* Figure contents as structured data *
++++++++++++++++++++

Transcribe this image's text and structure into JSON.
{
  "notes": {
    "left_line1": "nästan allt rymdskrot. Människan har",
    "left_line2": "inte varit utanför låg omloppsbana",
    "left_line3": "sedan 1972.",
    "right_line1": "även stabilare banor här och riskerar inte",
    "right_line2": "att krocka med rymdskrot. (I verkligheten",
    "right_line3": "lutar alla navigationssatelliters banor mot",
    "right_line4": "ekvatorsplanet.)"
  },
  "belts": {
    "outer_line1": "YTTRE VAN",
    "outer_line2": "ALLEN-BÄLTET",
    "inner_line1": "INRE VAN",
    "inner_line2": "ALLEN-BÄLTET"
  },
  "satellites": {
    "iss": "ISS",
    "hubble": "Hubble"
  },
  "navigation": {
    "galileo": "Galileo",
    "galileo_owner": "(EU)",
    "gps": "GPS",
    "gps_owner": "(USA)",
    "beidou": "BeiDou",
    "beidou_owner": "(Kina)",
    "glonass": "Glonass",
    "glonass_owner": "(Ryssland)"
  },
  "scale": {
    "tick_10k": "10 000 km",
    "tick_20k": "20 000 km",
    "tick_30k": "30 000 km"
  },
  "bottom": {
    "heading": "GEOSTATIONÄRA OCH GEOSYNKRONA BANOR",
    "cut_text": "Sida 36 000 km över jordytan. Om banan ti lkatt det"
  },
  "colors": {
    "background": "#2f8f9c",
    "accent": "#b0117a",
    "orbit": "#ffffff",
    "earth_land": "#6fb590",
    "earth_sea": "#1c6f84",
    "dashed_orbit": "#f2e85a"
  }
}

++++++++++++++++++++

* Required work *
Please reproduce all of the entries exactly as they stand.

* Response for this exercise *
Transcribe this image's text and structure into JSON.
{
  "notes": {
    "left_line1": "nästan allt rymdskrot. Människan har",
    "left_line2": "inte varit utanför låg omloppsbana",
    "left_line3": "sedan 1972.",
    "right_line1": "även stabilare banor här och riskerar inte",
    "right_line2": "att krocka med rymdskrot. (I verkligheten",
    "right_line3": "lutar alla navigationssatelliters banor mot",
    "right_line4": "ekvatorsplanet.)"
  },
  "belts": {
    "outer_line1": "YTTRE VAN",
    "outer_line2": "ALLEN-BÄLTET",
    "inner_line1": "INRE VAN",
    "inner_line2": "ALLEN-BÄLTET"
  },
  "satellites": {
    "iss": "ISS",
    "hubble": "Hubble"
  },
  "navigation": {
    "galileo": "Galileo",
    "galileo_owner": "(EU)",
    "gps": "GPS",
    "gps_owner": "(USA)",
    "beidou": "BeiDou",
    "beidou_owner": "(Kina)",
    "glonass": "Glonass",
    "glonass_owner": "(Ryssland)"
  },
  "scale": {
    "tick_10k": "10 000 km",
    "tick_20k": "20 000 km",
    "tick_30k": "30 000 km"
  },
  "bottom": {
    "heading": "GEOSTATIONÄRA OCH GEOSYNKRONA BANOR",
    "cut_text": "Sida 36 000 km över jordytan. Om banan ti lkatt det"
  },
  "colors": {
    "background": "#2f8f9c",
    "accent": "#b0117a",
    "orbit": "#ffffff",
    "earth_land": "#6fb590",
    "earth_sea": "#1c6f84",
    "dashed_orbit": "#f2e85a"
  }
}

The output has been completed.